Goal of the exercise:
Select, from the data, each line where "interested" occurs.

____ Records

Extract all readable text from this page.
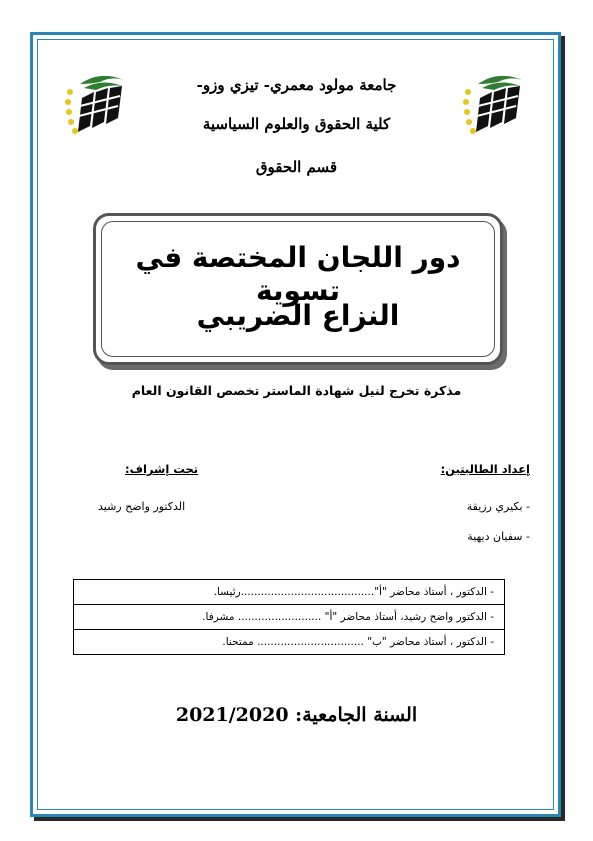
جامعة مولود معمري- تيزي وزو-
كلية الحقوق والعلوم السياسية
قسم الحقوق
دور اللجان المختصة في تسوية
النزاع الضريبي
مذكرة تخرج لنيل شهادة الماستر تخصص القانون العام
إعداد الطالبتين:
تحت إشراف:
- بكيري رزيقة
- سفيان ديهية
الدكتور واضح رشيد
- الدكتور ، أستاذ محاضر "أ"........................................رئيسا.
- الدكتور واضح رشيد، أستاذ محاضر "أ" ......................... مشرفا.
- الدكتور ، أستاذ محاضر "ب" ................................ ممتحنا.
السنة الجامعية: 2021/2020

________
____ Records

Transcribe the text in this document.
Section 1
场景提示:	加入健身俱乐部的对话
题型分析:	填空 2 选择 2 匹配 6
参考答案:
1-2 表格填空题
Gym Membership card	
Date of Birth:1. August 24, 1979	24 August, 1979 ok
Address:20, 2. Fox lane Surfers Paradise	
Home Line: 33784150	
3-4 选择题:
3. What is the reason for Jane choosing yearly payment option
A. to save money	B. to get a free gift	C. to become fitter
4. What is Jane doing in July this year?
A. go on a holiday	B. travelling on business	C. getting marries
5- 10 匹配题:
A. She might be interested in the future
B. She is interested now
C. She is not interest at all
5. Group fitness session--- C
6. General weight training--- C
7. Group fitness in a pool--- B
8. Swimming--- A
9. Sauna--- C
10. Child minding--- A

________

Task result:
A. She might be interested in the future
B. She is interested now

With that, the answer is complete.